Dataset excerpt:
────────────────────────────────────────

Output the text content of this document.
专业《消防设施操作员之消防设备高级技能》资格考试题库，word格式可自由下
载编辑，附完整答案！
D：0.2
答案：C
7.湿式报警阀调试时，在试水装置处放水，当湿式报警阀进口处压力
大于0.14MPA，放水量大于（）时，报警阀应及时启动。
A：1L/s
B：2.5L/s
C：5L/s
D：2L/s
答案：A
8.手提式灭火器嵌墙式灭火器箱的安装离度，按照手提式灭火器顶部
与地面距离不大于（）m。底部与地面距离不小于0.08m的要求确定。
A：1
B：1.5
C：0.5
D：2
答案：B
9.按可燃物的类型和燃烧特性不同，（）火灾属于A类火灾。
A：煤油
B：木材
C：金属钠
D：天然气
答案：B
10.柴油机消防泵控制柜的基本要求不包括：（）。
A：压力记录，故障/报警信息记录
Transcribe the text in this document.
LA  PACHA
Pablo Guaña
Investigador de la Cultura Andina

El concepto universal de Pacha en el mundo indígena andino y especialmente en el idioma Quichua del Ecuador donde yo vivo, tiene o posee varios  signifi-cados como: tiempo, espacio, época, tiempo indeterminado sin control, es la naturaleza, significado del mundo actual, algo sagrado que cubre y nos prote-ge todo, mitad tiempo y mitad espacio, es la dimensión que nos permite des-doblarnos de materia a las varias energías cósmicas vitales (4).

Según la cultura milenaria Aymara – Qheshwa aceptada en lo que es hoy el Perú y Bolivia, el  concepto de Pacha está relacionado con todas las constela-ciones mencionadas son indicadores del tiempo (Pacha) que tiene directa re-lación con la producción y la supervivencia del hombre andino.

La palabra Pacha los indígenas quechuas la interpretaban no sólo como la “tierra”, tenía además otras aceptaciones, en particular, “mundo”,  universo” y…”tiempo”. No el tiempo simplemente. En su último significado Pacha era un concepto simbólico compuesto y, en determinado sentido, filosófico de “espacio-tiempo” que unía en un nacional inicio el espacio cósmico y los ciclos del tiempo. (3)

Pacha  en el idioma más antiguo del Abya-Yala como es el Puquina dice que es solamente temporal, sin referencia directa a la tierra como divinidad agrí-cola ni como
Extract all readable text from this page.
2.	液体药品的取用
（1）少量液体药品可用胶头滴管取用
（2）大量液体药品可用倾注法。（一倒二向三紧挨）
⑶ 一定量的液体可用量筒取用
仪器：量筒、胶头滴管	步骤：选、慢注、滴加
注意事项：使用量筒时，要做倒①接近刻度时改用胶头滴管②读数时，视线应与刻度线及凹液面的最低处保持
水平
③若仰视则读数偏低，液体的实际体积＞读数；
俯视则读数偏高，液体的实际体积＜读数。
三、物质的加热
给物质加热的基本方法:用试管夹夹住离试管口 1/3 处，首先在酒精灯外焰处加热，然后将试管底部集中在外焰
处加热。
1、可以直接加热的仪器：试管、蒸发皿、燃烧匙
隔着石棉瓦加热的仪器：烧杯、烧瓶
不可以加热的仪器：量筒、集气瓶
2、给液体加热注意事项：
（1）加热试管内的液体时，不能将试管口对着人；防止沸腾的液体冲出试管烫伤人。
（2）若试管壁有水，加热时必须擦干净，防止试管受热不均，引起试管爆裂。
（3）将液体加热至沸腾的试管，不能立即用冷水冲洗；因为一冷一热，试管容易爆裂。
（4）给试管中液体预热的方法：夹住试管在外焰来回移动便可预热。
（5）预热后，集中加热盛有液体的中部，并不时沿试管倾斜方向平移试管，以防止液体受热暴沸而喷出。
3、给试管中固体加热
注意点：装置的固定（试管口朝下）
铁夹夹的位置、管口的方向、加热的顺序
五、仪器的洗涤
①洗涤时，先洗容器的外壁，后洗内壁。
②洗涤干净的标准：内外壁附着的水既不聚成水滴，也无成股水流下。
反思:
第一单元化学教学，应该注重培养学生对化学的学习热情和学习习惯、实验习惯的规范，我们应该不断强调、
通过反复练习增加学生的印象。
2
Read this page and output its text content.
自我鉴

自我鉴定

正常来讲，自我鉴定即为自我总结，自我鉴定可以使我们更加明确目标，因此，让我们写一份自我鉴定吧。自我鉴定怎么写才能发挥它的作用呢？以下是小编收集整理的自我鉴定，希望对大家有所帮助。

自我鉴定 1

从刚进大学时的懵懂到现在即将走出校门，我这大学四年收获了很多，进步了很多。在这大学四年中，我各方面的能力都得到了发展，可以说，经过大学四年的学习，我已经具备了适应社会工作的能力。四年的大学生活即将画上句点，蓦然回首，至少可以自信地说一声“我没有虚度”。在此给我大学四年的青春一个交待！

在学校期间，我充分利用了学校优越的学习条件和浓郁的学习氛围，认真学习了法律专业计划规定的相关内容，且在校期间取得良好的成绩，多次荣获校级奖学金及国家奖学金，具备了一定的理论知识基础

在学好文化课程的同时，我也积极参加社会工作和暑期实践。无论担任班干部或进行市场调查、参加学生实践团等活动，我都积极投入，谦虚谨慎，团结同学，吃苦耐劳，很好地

────────────────────────────────────────

DIRECTIVE
Scan the listing above and copy all lines containing the word "page".

FINISHED EXERCISE
Extract all readable text from this page.
Read this page and output its text content.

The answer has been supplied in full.